**WHAT YOU NEED TO DO:**
Every line with the word "kind" in it should be extracted from the data that follows.

**INPUT:**
>>>

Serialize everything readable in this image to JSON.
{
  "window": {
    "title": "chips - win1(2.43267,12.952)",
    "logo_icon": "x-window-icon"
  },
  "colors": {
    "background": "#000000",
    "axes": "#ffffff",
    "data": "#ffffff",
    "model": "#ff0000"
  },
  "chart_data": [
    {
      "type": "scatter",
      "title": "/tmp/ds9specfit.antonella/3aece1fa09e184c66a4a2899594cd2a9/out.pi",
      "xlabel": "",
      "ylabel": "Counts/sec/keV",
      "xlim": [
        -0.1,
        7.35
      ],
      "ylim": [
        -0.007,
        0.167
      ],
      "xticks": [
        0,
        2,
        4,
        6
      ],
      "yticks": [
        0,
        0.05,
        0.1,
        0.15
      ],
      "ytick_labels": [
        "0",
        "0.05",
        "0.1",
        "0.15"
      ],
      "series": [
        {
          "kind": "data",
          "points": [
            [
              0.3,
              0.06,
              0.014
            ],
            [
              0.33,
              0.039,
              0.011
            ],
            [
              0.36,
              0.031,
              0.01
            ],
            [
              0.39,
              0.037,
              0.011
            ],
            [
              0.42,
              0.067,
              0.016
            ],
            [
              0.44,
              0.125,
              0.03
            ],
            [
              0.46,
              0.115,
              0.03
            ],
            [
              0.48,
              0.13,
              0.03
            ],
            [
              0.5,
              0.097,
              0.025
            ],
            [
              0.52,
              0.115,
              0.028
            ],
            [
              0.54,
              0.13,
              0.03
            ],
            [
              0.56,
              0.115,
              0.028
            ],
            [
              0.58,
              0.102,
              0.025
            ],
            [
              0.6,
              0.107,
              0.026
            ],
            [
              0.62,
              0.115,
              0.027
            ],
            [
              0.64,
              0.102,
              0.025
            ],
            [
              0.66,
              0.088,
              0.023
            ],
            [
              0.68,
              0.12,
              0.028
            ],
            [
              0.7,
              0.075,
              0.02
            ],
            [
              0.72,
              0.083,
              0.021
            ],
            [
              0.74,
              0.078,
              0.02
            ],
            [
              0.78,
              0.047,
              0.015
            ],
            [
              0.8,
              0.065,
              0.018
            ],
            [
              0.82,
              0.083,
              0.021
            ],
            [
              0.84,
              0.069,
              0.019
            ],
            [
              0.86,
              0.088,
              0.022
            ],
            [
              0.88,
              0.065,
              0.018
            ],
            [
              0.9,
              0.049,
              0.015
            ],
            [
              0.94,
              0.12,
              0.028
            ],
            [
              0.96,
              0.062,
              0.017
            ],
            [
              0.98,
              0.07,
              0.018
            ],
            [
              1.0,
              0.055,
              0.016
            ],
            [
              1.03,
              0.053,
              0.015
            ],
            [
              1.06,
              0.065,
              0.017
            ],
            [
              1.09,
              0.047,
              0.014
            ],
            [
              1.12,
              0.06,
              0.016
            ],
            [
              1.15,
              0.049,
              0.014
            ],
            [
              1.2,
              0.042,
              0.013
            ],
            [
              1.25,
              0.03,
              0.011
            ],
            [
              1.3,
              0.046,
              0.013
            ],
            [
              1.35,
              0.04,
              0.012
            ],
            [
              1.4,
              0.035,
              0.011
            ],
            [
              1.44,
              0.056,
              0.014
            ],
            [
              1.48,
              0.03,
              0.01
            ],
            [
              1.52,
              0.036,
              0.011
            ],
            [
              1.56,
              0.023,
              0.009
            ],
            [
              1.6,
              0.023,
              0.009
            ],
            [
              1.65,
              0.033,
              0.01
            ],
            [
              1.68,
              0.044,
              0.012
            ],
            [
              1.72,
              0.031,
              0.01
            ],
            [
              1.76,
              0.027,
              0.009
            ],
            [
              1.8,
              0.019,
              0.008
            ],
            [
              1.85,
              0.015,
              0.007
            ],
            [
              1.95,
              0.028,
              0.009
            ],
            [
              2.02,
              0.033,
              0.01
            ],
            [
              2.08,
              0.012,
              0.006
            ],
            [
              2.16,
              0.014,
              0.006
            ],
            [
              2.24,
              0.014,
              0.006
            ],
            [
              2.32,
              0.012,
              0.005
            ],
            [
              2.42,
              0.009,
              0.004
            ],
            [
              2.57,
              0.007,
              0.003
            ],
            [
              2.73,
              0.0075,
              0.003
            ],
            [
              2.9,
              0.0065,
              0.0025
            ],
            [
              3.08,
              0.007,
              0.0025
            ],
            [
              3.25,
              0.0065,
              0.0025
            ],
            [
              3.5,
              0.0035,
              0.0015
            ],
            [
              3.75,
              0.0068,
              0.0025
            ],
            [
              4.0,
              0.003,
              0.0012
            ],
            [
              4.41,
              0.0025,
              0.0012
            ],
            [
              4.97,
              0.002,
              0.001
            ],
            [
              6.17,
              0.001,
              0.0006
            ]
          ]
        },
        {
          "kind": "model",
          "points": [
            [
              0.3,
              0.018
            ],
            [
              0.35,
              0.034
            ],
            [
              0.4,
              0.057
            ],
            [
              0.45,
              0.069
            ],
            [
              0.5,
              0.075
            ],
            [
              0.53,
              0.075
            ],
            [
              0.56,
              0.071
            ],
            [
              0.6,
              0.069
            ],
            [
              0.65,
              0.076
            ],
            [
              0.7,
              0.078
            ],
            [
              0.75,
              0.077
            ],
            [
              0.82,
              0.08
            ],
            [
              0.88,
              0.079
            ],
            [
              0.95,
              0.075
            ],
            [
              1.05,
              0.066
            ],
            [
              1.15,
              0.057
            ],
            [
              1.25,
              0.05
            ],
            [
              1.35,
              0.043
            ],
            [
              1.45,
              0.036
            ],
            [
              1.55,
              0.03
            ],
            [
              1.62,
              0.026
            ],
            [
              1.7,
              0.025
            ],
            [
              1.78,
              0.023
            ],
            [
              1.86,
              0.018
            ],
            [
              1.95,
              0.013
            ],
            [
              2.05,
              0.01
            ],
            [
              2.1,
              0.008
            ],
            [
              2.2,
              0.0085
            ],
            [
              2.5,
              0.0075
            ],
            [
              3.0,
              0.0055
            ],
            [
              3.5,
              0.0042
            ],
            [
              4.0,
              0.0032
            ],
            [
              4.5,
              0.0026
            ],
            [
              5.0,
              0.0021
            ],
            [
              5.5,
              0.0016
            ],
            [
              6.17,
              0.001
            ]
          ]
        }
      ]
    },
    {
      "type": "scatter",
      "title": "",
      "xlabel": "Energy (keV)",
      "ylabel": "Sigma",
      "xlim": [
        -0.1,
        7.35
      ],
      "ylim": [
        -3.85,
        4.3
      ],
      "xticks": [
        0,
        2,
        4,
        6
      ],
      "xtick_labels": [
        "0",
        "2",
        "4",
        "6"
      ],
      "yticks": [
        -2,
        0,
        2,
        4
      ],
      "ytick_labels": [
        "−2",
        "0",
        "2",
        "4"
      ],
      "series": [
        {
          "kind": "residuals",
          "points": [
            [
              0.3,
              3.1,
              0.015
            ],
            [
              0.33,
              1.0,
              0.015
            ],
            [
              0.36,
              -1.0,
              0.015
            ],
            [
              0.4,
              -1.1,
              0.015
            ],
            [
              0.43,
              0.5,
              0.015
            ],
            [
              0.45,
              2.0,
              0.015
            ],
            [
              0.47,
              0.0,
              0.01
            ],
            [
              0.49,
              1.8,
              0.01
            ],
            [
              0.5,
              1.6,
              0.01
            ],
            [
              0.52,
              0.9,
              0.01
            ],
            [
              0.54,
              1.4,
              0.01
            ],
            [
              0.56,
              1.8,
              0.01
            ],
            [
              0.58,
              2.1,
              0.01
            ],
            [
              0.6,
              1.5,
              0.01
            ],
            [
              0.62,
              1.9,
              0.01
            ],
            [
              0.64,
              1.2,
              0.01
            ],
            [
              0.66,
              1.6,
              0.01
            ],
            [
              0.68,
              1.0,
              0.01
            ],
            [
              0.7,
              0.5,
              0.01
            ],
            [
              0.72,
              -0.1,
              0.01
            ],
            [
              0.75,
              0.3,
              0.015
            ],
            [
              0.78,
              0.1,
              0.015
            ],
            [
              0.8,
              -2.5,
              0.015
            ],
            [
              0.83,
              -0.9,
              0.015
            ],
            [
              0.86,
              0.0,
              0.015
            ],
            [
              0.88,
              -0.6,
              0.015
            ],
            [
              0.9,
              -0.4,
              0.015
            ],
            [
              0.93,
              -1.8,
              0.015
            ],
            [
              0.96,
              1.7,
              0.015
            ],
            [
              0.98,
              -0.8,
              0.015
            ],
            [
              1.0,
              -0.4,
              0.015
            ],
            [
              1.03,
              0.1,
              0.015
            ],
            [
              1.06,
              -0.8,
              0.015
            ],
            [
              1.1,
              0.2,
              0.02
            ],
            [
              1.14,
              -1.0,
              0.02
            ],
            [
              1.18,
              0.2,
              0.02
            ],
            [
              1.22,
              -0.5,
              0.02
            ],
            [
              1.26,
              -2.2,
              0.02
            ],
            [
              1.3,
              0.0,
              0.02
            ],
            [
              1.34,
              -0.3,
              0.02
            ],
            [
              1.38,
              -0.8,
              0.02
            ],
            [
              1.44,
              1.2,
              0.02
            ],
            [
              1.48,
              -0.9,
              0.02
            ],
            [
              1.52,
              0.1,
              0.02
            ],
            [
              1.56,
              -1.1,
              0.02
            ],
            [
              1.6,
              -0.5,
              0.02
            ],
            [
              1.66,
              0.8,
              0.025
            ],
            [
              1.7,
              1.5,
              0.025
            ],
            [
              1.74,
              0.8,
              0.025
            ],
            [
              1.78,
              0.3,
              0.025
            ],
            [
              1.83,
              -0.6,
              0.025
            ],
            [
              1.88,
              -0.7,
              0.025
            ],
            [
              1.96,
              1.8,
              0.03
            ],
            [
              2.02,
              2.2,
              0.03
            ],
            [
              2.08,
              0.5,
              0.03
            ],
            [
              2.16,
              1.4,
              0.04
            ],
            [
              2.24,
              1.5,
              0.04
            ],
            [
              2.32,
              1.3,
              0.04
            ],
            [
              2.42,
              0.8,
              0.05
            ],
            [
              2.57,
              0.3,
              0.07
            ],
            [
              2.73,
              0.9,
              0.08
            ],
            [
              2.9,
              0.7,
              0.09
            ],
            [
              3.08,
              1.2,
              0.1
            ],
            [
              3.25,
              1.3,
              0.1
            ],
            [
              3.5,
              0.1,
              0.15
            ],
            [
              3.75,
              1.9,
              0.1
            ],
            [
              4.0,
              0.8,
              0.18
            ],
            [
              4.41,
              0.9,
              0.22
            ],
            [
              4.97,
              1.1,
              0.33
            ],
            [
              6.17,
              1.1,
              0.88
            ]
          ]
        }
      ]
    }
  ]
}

<<<

**EXERCISE RESPONSE:**
          "kind": "data",
          "kind": "model",
          "kind": "residuals",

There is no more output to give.